Your goal
Identify each line below that contains the word "vous", and copy it out.

Input
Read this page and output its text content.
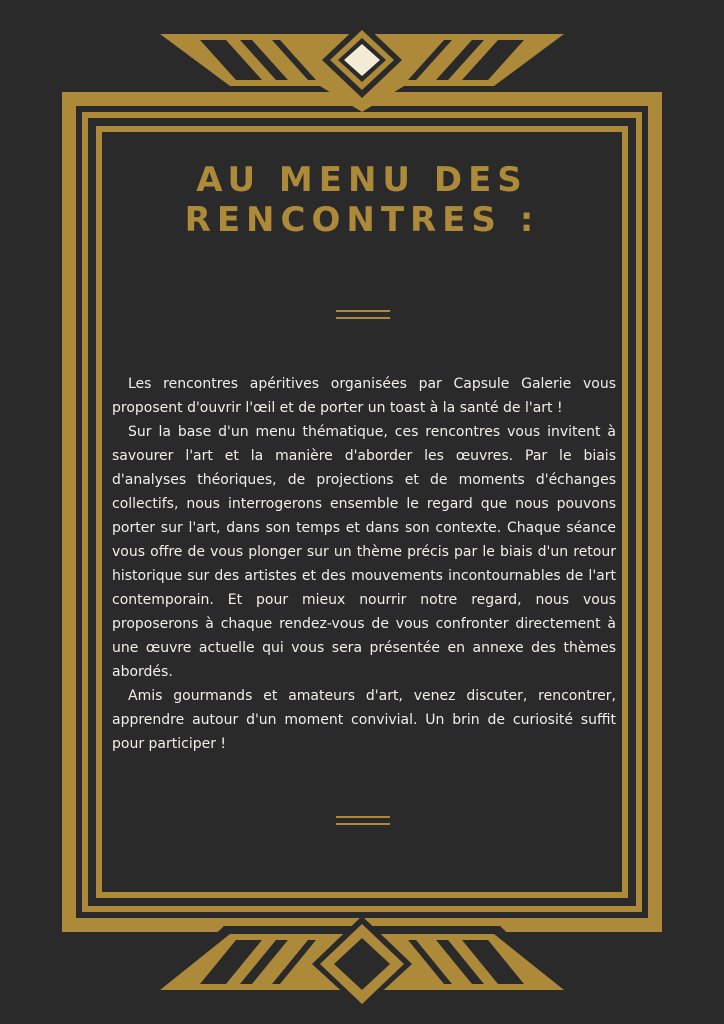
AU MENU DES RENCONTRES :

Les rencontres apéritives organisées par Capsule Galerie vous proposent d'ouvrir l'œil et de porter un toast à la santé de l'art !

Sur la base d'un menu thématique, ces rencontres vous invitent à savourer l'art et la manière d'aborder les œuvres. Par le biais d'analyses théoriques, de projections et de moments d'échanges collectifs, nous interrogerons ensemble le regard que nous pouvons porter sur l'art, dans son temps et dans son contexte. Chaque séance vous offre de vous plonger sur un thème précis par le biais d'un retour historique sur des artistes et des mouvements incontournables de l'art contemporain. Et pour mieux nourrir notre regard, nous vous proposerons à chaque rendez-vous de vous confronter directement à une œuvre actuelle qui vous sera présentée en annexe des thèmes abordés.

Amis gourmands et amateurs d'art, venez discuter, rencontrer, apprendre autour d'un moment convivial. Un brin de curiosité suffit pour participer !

Worked answer
Les rencontres apéritives organisées par Capsule Galerie vous proposent d'ouvrir l'œil et de porter un toast à la santé de l'art !
Sur la base d'un menu thématique, ces rencontres vous invitent à savourer l'art et la manière d'aborder les œuvres. Par le biais d'analyses théoriques, de projections et de moments d'échanges collectifs, nous interrogerons ensemble le regard que nous pouvons porter sur l'art, dans son temps et dans son contexte. Chaque séance vous offre de vous plonger sur un thème précis par le biais d'un retour historique sur des artistes et des mouvements incontournables de l'art contemporain. Et pour mieux nourrir notre regard, nous vous proposerons à chaque rendez-vous de vous confronter directement à une œuvre actuelle qui vous sera présentée en annexe des thèmes abordés.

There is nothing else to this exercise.